- GIVEN EXERCISE:
Present each line of the entries below that holds the word "häufig".

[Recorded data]
########

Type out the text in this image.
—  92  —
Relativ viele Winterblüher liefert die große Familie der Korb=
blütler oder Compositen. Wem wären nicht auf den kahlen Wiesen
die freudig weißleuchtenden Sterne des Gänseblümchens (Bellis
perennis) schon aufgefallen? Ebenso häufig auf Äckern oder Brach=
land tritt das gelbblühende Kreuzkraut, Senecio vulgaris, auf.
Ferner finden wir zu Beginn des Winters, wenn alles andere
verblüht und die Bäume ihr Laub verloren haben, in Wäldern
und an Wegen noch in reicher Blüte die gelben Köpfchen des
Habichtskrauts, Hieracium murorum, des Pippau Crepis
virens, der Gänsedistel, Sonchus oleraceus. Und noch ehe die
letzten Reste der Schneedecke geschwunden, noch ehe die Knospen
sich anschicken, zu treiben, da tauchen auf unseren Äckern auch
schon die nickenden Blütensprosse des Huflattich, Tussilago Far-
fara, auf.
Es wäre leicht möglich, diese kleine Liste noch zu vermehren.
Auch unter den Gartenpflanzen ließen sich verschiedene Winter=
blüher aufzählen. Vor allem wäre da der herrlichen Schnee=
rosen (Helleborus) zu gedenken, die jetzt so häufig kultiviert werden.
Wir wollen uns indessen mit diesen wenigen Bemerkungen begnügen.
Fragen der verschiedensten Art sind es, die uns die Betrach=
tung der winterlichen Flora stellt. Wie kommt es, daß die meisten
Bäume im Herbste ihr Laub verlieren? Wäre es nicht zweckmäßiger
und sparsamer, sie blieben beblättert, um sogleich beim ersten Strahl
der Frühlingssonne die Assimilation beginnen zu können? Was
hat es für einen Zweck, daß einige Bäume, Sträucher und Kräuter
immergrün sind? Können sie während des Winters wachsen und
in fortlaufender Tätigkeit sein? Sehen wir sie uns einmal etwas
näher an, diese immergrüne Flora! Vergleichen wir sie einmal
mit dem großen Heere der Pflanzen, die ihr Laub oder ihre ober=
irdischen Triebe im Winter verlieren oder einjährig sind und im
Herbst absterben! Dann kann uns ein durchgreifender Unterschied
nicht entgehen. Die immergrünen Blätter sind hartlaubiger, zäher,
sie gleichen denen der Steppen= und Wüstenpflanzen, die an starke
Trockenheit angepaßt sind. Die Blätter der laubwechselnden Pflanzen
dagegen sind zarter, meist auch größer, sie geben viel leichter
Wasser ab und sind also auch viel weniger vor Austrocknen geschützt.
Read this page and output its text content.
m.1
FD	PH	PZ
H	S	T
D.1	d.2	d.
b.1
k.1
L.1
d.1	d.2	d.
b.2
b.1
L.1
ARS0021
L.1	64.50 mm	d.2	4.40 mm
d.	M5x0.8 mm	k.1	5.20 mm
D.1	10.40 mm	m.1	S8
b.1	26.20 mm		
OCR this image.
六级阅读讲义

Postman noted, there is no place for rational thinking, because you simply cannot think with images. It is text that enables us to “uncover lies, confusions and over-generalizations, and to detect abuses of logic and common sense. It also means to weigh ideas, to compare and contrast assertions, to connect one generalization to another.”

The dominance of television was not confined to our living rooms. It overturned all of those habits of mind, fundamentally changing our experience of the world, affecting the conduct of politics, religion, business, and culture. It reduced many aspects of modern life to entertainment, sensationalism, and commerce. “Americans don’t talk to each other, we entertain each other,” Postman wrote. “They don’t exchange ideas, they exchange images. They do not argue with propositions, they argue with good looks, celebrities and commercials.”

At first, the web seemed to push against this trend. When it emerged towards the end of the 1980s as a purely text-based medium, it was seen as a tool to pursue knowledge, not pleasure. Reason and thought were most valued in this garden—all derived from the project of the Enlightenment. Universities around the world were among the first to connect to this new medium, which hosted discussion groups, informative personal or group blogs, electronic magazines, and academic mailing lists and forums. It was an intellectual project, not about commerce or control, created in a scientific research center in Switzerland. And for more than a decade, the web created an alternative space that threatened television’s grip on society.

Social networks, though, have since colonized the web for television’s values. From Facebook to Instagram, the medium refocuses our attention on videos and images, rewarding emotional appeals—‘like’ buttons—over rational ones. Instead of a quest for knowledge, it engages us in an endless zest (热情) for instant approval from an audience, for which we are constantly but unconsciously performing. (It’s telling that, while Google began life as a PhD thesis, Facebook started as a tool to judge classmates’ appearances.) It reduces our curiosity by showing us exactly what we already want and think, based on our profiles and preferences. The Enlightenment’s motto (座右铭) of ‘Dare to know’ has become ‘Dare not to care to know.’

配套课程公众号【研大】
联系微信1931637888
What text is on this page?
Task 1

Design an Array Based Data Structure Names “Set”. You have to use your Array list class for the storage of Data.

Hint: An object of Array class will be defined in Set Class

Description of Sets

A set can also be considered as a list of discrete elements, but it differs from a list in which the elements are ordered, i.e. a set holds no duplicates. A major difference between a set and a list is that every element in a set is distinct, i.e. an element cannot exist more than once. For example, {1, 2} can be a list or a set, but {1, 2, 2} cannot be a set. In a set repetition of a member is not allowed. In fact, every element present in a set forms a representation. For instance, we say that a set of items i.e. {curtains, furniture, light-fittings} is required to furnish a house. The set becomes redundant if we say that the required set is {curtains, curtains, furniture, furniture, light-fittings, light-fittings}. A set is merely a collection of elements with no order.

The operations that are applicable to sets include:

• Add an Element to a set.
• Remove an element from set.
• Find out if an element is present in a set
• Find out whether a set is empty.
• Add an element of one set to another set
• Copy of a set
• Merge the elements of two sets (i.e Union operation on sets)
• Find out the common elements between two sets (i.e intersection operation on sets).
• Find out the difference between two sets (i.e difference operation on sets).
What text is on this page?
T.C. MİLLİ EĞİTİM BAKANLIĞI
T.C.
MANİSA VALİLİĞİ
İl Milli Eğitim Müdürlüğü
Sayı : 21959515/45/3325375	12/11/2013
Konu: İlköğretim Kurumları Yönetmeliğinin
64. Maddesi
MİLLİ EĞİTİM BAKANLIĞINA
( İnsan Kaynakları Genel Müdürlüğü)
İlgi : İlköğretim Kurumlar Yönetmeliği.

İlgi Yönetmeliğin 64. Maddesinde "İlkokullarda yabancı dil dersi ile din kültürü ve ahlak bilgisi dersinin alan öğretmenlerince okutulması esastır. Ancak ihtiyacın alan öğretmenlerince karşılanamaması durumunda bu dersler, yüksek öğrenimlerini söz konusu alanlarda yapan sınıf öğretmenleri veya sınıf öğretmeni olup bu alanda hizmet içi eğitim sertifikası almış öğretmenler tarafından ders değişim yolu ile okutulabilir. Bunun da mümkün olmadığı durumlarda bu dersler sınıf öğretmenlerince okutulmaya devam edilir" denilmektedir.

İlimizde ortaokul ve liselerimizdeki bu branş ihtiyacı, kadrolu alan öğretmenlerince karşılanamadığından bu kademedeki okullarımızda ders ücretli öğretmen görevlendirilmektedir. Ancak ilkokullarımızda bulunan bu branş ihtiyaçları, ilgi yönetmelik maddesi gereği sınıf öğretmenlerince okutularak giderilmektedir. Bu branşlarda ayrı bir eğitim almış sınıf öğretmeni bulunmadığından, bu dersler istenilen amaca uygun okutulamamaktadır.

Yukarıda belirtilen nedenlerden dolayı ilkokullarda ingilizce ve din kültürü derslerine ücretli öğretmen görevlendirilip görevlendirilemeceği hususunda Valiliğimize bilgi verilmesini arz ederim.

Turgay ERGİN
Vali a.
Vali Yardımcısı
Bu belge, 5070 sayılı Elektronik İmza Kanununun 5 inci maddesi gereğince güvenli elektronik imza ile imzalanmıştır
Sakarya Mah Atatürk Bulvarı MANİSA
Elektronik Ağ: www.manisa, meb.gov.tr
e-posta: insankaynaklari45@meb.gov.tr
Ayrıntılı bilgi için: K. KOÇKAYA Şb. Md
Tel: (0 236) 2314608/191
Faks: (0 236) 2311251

########

- FULL RESPONSE:
perennis) schon aufgefallen? Ebenso häufig auf Äckern oder Brach=
rosen (Helleborus) zu gedenken, die jetzt so häufig kultiviert werden.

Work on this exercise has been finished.